◆ **WORK TO DO**: Give the listing below again in full, exactly as written.

--- start ---

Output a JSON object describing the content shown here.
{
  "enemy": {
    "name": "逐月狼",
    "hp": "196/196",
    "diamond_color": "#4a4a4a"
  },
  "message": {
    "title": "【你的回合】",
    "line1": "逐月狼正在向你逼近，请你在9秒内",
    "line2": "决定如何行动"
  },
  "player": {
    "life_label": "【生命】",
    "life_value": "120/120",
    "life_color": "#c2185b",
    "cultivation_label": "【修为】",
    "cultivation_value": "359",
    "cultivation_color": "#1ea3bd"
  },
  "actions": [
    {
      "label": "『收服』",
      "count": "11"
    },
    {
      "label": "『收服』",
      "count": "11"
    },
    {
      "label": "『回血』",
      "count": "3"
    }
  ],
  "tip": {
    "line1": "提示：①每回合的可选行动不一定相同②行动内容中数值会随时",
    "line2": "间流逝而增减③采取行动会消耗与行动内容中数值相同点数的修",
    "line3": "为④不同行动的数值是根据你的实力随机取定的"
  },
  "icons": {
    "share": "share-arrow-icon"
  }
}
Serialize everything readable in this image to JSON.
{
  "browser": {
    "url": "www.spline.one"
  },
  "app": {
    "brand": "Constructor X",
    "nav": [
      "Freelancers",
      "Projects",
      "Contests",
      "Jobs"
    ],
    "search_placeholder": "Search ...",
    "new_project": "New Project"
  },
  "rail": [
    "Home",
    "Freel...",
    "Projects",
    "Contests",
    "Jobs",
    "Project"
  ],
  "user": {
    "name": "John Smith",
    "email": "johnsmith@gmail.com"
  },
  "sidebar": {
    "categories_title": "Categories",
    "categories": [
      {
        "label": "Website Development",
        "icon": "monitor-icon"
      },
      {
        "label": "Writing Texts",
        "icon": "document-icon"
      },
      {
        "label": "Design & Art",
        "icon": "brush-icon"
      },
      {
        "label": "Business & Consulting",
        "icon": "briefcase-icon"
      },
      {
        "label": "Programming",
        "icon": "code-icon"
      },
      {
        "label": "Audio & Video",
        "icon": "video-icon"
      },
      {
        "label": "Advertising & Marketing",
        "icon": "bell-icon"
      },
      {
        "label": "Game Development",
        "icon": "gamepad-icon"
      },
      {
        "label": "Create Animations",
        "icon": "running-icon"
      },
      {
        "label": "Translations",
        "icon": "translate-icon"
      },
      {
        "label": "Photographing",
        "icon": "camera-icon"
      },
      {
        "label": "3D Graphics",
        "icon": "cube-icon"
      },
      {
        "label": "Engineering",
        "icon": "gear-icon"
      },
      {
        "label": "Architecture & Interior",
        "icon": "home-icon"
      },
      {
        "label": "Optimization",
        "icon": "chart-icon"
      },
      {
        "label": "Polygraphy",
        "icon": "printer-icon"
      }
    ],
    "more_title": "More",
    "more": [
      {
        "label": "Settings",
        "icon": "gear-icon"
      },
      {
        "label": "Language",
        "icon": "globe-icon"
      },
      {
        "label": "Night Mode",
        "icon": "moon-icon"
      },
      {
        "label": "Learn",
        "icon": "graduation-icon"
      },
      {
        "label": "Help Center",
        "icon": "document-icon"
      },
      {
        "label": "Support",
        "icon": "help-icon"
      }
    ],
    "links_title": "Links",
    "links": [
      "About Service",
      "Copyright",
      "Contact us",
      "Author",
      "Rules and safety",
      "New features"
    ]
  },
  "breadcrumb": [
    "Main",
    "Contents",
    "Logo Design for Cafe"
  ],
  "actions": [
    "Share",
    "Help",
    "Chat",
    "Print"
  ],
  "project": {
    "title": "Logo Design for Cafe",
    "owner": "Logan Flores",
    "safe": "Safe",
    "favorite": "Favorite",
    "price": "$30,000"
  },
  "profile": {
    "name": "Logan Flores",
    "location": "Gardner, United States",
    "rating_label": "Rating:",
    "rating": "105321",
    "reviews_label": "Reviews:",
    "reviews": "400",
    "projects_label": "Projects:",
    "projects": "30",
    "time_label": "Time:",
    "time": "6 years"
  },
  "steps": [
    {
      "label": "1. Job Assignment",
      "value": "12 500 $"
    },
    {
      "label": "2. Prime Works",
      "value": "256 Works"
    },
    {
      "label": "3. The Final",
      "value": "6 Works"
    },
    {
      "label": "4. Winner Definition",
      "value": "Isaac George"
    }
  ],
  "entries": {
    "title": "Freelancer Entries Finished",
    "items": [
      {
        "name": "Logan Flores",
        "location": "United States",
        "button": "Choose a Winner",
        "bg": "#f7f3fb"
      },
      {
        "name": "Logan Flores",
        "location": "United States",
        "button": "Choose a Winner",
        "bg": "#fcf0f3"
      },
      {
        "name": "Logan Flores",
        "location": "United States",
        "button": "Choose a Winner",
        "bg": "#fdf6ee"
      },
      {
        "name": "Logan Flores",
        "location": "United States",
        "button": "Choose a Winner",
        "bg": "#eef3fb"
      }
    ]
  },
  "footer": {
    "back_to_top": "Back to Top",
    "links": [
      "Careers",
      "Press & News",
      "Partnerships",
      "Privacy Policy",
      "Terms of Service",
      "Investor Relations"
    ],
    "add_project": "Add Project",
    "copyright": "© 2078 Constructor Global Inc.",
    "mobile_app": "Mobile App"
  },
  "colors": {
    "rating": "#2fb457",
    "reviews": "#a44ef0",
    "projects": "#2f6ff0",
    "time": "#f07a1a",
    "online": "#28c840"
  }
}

--- end ---

◆ **SOLUTION TO THE EXERCISE**:
Output a JSON object describing the content shown here.
{
  "enemy": {
    "name": "逐月狼",
    "hp": "196/196",
    "diamond_color": "#4a4a4a"
  },
  "message": {
    "title": "【你的回合】",
    "line1": "逐月狼正在向你逼近，请你在9秒内",
    "line2": "决定如何行动"
  },
  "player": {
    "life_label": "【生命】",
    "life_value": "120/120",
    "life_color": "#c2185b",
    "cultivation_label": "【修为】",
    "cultivation_value": "359",
    "cultivation_color": "#1ea3bd"
  },
  "actions": [
    {
      "label": "『收服』",
      "count": "11"
    },
    {
      "label": "『收服』",
      "count": "11"
    },
    {
      "label": "『回血』",
      "count": "3"
    }
  ],
  "tip": {
    "line1": "提示：①每回合的可选行动不一定相同②行动内容中数值会随时",
    "line2": "间流逝而增减③采取行动会消耗与行动内容中数值相同点数的修",
    "line3": "为④不同行动的数值是根据你的实力随机取定的"
  },
  "icons": {
    "share": "share-arrow-icon"
  }
}
Serialize everything readable in this image to JSON.
{
  "browser": {
    "url": "www.spline.one"
  },
  "app": {
    "brand": "Constructor X",
    "nav": [
      "Freelancers",
      "Projects",
      "Contests",
      "Jobs"
    ],
    "search_placeholder": "Search ...",
    "new_project": "New Project"
  },
  "rail": [
    "Home",
    "Freel...",
    "Projects",
    "Contests",
    "Jobs",
    "Project"
  ],
  "user": {
    "name": "John Smith",
    "email": "johnsmith@gmail.com"
  },
  "sidebar": {
    "categories_title": "Categories",
    "categories": [
      {
        "label": "Website Development",
        "icon": "monitor-icon"
      },
      {
        "label": "Writing Texts",
        "icon": "document-icon"
      },
      {
        "label": "Design & Art",
        "icon": "brush-icon"
      },
      {
        "label": "Business & Consulting",
        "icon": "briefcase-icon"
      },
      {
        "label": "Programming",
        "icon": "code-icon"
      },
      {
        "label": "Audio & Video",
        "icon": "video-icon"
      },
      {
        "label": "Advertising & Marketing",
        "icon": "bell-icon"
      },
      {
        "label": "Game Development",
        "icon": "gamepad-icon"
      },
      {
        "label": "Create Animations",
        "icon": "running-icon"
      },
      {
        "label": "Translations",
        "icon": "translate-icon"
      },
      {
        "label": "Photographing",
        "icon": "camera-icon"
      },
      {
        "label": "3D Graphics",
        "icon": "cube-icon"
      },
      {
        "label": "Engineering",
        "icon": "gear-icon"
      },
      {
        "label": "Architecture & Interior",
        "icon": "home-icon"
      },
      {
        "label": "Optimization",
        "icon": "chart-icon"
      },
      {
        "label": "Polygraphy",
        "icon": "printer-icon"
      }
    ],
    "more_title": "More",
    "more": [
      {
        "label": "Settings",
        "icon": "gear-icon"
      },
      {
        "label": "Language",
        "icon": "globe-icon"
      },
      {
        "label": "Night Mode",
        "icon": "moon-icon"
      },
      {
        "label": "Learn",
        "icon": "graduation-icon"
      },
      {
        "label": "Help Center",
        "icon": "document-icon"
      },
      {
        "label": "Support",
        "icon": "help-icon"
      }
    ],
    "links_title": "Links",
    "links": [
      "About Service",
      "Copyright",
      "Contact us",
      "Author",
      "Rules and safety",
      "New features"
    ]
  },
  "breadcrumb": [
    "Main",
    "Contents",
    "Logo Design for Cafe"
  ],
  "actions": [
    "Share",
    "Help",
    "Chat",
    "Print"
  ],
  "project": {
    "title": "Logo Design for Cafe",
    "owner": "Logan Flores",
    "safe": "Safe",
    "favorite": "Favorite",
    "price": "$30,000"
  },
  "profile": {
    "name": "Logan Flores",
    "location": "Gardner, United States",
    "rating_label": "Rating:",
    "rating": "105321",
    "reviews_label": "Reviews:",
    "reviews": "400",
    "projects_label": "Projects:",
    "projects": "30",
    "time_label": "Time:",
    "time": "6 years"
  },
  "steps": [
    {
      "label": "1. Job Assignment",
      "value": "12 500 $"
    },
    {
      "label": "2. Prime Works",
      "value": "256 Works"
    },
    {
      "label": "3. The Final",
      "value": "6 Works"
    },
    {
      "label": "4. Winner Definition",
      "value": "Isaac George"
    }
  ],
  "entries": {
    "title": "Freelancer Entries Finished",
    "items": [
      {
        "name": "Logan Flores",
        "location": "United States",
        "button": "Choose a Winner",
        "bg": "#f7f3fb"
      },
      {
        "name": "Logan Flores",
        "location": "United States",
        "button": "Choose a Winner",
        "bg": "#fcf0f3"
      },
      {
        "name": "Logan Flores",
        "location": "United States",
        "button": "Choose a Winner",
        "bg": "#fdf6ee"
      },
      {
        "name": "Logan Flores",
        "location": "United States",
        "button": "Choose a Winner",
        "bg": "#eef3fb"
      }
    ]
  },
  "footer": {
    "back_to_top": "Back to Top",
    "links": [
      "Careers",
      "Press & News",
      "Partnerships",
      "Privacy Policy",
      "Terms of Service",
      "Investor Relations"
    ],
    "add_project": "Add Project",
    "copyright": "© 2078 Constructor Global Inc.",
    "mobile_app": "Mobile App"
  },
  "colors": {
    "rating": "#2fb457",
    "reviews": "#a44ef0",
    "projects": "#2f6ff0",
    "time": "#f07a1a",
    "online": "#28c840"
  }
}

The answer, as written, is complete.